PROBLEM DETAILS
Only lines with the string "legend" matter here; gather them from the material below.

----------------------------------------

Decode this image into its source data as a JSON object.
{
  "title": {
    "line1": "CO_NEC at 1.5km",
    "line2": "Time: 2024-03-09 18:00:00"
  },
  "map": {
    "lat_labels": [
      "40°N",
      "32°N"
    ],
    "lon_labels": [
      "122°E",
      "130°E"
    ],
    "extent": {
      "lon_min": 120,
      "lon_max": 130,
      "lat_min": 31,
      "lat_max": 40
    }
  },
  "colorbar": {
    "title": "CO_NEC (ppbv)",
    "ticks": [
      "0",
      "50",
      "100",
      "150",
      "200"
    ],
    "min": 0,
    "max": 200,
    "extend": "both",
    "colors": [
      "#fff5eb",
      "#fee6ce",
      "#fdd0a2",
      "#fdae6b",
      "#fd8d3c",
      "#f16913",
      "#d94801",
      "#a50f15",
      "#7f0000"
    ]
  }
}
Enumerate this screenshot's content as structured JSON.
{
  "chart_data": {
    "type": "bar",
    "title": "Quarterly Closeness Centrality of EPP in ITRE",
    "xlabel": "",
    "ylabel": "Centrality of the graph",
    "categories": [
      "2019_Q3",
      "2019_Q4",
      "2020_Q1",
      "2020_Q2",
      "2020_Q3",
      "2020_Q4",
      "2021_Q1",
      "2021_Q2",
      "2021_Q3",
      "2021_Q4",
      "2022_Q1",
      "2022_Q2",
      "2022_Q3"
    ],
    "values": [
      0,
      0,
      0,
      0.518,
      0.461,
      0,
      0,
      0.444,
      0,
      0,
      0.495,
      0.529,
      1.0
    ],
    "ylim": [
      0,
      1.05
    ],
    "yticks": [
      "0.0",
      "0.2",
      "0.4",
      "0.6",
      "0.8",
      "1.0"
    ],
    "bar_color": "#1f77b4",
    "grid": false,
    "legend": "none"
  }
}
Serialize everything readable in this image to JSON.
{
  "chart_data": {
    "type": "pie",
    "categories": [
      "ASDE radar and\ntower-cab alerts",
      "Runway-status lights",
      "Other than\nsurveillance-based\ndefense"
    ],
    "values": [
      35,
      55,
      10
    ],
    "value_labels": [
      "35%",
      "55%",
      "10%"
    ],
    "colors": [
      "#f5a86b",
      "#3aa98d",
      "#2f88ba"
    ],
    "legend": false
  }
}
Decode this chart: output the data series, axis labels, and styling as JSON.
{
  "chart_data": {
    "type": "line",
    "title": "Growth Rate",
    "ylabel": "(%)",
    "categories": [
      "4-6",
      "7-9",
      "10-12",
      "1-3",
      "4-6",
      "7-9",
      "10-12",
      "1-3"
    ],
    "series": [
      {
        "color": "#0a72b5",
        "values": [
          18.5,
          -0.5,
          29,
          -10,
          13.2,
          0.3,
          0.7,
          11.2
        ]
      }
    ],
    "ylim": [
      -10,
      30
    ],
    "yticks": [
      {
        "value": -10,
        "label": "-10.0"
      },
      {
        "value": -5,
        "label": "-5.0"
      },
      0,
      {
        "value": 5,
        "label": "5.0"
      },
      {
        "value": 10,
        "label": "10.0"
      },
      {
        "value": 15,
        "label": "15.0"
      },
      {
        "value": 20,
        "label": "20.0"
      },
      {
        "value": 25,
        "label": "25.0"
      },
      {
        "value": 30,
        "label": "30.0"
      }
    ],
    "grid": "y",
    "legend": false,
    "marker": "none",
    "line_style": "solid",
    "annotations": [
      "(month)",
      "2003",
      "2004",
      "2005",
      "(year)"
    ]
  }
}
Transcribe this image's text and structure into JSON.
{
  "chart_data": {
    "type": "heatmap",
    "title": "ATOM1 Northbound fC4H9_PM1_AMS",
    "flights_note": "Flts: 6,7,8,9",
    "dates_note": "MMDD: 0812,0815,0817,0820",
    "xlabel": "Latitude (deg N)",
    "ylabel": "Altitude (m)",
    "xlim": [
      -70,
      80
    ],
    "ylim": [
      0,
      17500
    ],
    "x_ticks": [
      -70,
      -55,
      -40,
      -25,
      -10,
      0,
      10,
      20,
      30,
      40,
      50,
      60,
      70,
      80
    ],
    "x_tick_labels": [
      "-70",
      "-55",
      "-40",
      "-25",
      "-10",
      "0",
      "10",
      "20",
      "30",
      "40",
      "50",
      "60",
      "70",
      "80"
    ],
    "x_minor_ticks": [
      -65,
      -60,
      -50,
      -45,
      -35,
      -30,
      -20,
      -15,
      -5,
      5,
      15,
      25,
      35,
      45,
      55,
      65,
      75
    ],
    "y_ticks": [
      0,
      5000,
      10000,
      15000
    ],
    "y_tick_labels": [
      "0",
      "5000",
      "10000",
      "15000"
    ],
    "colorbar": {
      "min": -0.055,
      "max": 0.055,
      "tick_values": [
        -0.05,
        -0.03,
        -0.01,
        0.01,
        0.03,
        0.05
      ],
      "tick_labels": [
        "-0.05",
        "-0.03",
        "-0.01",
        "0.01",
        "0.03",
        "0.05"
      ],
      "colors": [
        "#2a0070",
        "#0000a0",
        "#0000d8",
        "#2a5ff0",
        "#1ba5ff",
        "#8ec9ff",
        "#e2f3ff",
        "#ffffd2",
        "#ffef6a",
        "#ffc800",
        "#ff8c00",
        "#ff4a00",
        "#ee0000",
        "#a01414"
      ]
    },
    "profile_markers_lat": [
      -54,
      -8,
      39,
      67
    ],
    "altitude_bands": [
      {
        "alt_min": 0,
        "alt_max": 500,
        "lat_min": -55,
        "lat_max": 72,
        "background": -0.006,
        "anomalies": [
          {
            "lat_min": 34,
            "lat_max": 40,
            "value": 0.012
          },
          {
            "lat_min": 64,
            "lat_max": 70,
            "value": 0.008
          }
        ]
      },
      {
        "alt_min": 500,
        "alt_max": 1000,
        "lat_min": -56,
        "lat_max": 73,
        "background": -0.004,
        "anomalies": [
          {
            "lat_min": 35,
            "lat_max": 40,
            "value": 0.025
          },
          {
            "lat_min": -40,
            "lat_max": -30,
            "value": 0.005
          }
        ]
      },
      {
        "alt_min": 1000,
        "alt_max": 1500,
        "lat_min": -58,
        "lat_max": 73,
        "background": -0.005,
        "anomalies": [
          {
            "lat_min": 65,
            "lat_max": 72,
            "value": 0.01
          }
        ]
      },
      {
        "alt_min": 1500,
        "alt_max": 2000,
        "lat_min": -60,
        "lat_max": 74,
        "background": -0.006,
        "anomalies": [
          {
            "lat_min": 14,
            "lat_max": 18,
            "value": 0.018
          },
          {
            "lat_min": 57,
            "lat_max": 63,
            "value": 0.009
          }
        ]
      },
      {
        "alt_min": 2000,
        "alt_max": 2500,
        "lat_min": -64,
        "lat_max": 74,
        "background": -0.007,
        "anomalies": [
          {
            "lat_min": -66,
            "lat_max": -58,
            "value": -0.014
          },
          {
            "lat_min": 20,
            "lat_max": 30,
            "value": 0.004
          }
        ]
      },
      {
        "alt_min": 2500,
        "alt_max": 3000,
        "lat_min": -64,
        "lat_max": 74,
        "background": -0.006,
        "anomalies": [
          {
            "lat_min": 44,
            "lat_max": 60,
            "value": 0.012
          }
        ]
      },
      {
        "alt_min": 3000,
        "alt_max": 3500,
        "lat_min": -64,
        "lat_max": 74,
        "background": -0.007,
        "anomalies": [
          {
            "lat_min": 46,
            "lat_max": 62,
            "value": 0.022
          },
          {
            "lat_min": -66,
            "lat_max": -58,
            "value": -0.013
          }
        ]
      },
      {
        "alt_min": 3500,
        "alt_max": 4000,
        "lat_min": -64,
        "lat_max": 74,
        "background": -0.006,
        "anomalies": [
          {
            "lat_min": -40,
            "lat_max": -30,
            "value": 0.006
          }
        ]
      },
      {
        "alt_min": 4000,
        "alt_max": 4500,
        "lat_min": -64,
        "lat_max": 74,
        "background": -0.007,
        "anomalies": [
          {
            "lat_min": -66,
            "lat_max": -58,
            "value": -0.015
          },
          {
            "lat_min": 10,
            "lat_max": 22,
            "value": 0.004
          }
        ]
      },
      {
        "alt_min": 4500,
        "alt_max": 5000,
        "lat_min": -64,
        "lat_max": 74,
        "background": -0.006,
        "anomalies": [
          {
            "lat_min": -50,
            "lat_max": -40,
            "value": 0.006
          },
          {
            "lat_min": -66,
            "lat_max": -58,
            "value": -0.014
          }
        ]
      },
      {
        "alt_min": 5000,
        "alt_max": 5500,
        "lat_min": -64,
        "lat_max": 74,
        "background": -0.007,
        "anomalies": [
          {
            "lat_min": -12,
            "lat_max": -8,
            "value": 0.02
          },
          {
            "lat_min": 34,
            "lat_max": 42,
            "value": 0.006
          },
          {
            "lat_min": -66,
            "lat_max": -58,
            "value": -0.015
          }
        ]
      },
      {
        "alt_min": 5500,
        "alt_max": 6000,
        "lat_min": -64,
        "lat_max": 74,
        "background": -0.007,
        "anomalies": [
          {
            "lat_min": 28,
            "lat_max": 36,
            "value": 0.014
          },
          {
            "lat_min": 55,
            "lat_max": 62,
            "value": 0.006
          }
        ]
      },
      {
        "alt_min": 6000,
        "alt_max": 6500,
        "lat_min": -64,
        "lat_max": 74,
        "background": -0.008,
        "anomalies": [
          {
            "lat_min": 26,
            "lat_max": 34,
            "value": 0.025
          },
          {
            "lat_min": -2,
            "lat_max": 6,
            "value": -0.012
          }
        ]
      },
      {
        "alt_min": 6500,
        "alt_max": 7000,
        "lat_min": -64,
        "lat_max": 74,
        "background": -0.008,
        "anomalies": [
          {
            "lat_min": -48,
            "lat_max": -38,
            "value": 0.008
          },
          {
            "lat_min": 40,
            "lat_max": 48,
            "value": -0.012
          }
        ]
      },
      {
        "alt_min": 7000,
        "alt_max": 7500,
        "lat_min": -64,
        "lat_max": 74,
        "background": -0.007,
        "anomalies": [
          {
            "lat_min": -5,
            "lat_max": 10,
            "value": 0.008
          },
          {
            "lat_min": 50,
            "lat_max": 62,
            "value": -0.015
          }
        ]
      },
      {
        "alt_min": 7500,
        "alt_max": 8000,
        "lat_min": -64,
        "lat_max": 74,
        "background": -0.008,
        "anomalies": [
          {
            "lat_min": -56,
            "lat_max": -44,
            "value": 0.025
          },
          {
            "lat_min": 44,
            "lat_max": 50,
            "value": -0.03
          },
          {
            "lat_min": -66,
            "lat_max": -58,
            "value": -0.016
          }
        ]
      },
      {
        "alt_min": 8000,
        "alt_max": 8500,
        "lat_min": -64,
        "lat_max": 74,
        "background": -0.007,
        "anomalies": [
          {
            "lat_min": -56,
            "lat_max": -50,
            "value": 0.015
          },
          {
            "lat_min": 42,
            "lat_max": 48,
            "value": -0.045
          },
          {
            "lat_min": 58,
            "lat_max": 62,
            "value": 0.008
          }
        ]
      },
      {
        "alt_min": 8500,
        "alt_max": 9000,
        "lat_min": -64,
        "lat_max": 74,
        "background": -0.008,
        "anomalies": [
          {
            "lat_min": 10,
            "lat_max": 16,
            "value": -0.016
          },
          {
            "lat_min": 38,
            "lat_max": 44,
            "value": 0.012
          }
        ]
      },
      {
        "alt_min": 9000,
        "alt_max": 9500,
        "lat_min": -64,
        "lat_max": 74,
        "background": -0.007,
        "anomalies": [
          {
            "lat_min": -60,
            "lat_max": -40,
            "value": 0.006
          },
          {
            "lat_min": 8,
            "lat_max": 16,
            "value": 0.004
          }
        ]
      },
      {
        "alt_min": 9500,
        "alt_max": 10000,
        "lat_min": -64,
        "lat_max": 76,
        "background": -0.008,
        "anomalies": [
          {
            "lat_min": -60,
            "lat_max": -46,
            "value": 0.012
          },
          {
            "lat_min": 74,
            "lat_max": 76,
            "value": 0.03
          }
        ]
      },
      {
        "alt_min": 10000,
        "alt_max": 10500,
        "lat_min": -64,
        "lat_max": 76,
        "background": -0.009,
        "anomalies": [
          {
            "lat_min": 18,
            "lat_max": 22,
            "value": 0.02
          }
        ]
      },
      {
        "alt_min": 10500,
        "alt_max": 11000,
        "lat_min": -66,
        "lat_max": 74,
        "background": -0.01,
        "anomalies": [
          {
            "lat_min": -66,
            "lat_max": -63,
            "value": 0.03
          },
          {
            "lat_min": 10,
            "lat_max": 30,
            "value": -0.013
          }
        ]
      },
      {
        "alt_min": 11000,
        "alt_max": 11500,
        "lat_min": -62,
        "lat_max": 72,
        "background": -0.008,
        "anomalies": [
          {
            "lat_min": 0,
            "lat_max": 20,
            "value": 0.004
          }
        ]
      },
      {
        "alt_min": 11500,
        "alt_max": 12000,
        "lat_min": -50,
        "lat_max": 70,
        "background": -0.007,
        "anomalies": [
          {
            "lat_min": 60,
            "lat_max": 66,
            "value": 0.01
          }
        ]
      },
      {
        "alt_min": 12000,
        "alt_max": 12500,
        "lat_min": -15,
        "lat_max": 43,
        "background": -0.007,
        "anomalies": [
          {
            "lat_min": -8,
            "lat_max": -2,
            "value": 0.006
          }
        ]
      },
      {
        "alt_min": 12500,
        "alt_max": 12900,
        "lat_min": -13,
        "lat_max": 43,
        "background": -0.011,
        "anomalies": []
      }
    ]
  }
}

----------------------------------------

WORKED ANSWER
    "legend": "none"
    "legend": false
    "legend": false,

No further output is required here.